Required task: Quote all entries exactly, leaving pictures aside.
Start of Data provided
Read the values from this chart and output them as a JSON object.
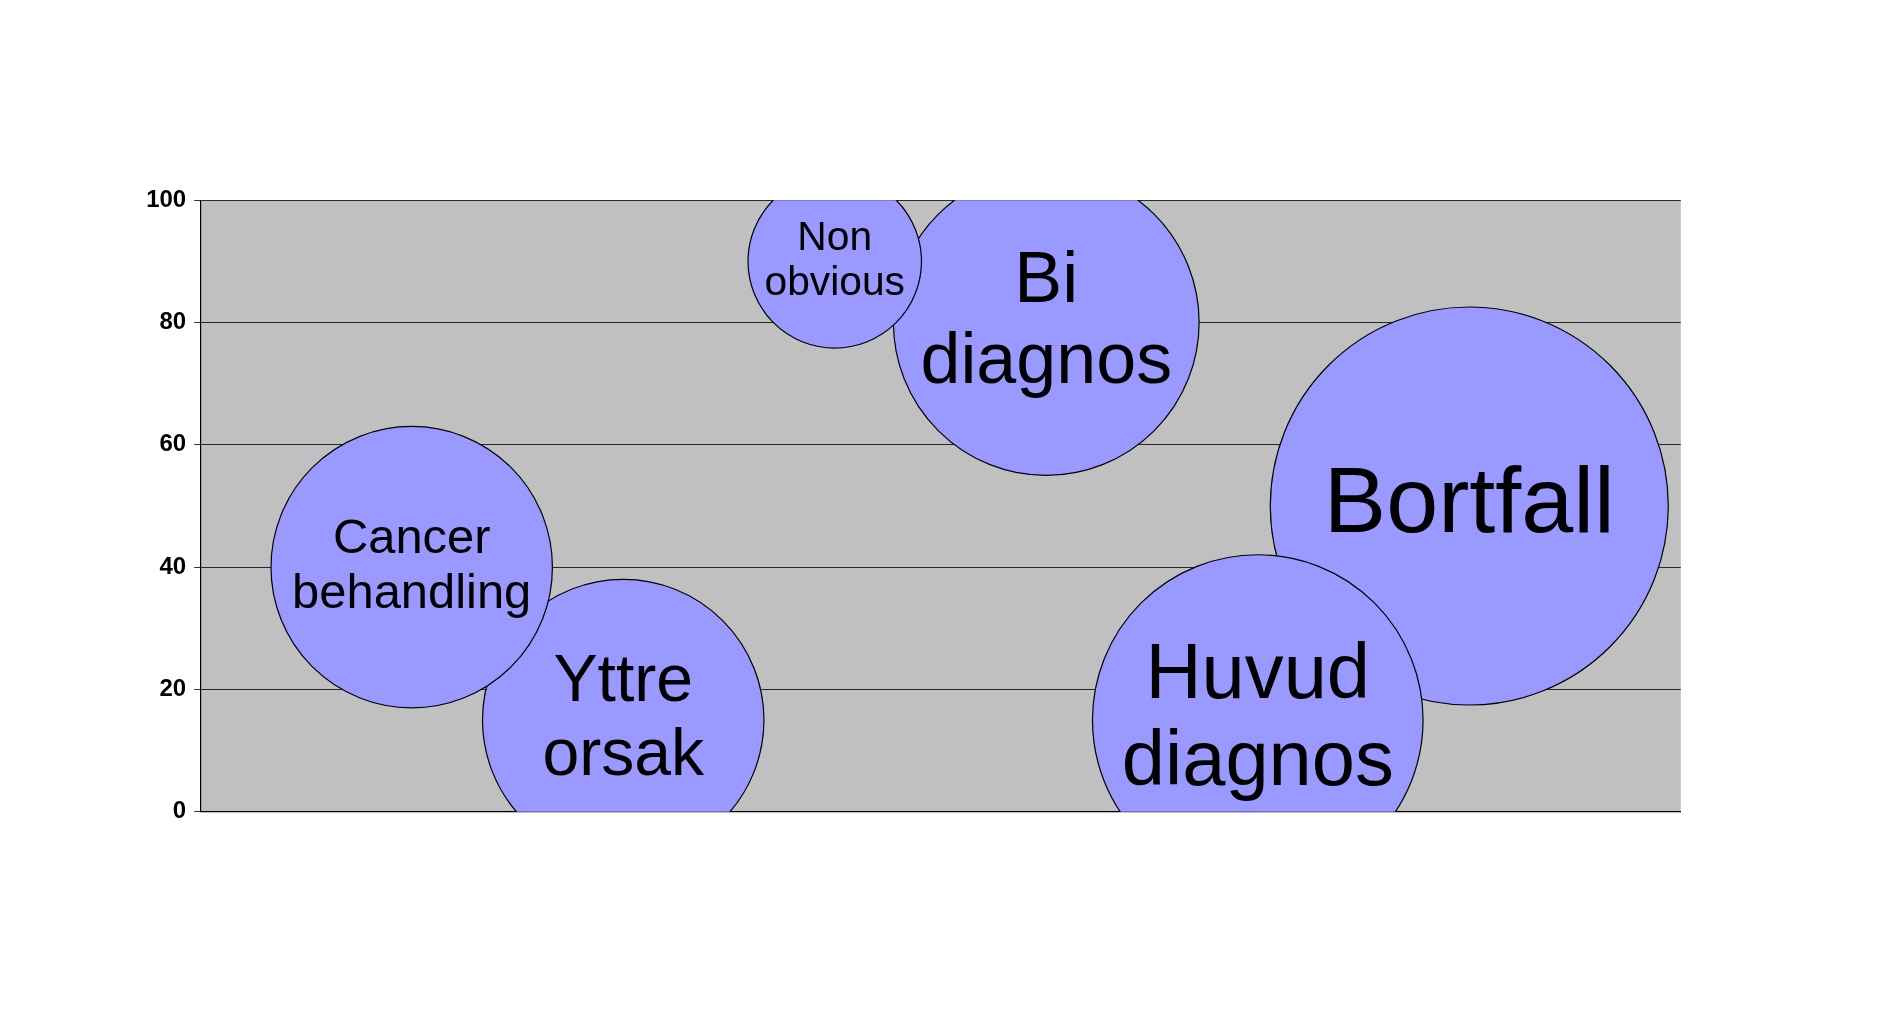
{
  "chart_data": {
    "type": "bubble",
    "categories": [
      null,
      null,
      null,
      null,
      null,
      null
    ],
    "ylim": [
      0,
      100
    ],
    "yticks": [
      0,
      20,
      40,
      60,
      80,
      100
    ],
    "grid": "y",
    "legend": false,
    "tick_labels": "y",
    "series": [
      {
        "name": "Cancer behandling",
        "color": "#9999ff",
        "values": [
          40,
          null,
          null,
          null,
          null,
          null
        ],
        "sizes": [
          0.5,
          null,
          null,
          null,
          null,
          null
        ]
      },
      {
        "name": "Yttre orsak",
        "color": "#9999ff",
        "values": [
          null,
          15,
          null,
          null,
          null,
          null
        ],
        "sizes": [
          null,
          0.5,
          null,
          null,
          null,
          null
        ]
      },
      {
        "name": "Non obvious",
        "color": "#9999ff",
        "values": [
          null,
          null,
          90,
          null,
          null,
          null
        ],
        "sizes": [
          null,
          null,
          0.19,
          null,
          null,
          null
        ]
      },
      {
        "name": "Bi diagnos",
        "color": "#9999ff",
        "values": [
          null,
          null,
          null,
          80,
          null,
          null
        ],
        "sizes": [
          null,
          null,
          null,
          0.59,
          null,
          null
        ]
      },
      {
        "name": "Huvud diagnos",
        "color": "#9999ff",
        "values": [
          null,
          null,
          null,
          null,
          15,
          null
        ],
        "sizes": [
          null,
          null,
          null,
          null,
          0.69,
          null
        ]
      },
      {
        "name": "Bortfall",
        "color": "#9999ff",
        "values": [
          null,
          null,
          null,
          null,
          null,
          50
        ],
        "sizes": [
          null,
          null,
          null,
          null,
          null,
          1
        ]
      }
    ]
  }
}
End of Data provided
Exercise answer:
Read the values from this chart and output them as a JSON object.
{
  "chart_data": {
    "type": "bubble",
    "categories": [
      null,
      null,
      null,
      null,
      null,
      null
    ],
    "ylim": [
      0,
      100
    ],
    "yticks": [
      0,
      20,
      40,
      60,
      80,
      100
    ],
    "grid": "y",
    "legend": false,
    "tick_labels": "y",
    "series": [
      {
        "name": "Cancer behandling",
        "color": "#9999ff",
        "values": [
          40,
          null,
          null,
          null,
          null,
          null
        ],
        "sizes": [
          0.5,
          null,
          null,
          null,
          null,
          null
        ]
      },
      {
        "name": "Yttre orsak",
        "color": "#9999ff",
        "values": [
          null,
          15,
          null,
          null,
          null,
          null
        ],
        "sizes": [
          null,
          0.5,
          null,
          null,
          null,
          null
        ]
      },
      {
        "name": "Non obvious",
        "color": "#9999ff",
        "values": [
          null,
          null,
          90,
          null,
          null,
          null
        ],
        "sizes": [
          null,
          null,
          0.19,
          null,
          null,
          null
        ]
      },
      {
        "name": "Bi diagnos",
        "color": "#9999ff",
        "values": [
          null,
          null,
          null,
          80,
          null,
          null
        ],
        "sizes": [
          null,
          null,
          null,
          0.59,
          null,
          null
        ]
      },
      {
        "name": "Huvud diagnos",
        "color": "#9999ff",
        "values": [
          null,
          null,
          null,
          null,
          15,
          null
        ],
        "sizes": [
          null,
          null,
          null,
          null,
          0.69,
          null
        ]
      },
      {
        "name": "Bortfall",
        "color": "#9999ff",
        "values": [
          null,
          null,
          null,
          null,
          null,
          50
        ],
        "sizes": [
          null,
          null,
          null,
          null,
          null,
          1
        ]
      }
    ]
  }
}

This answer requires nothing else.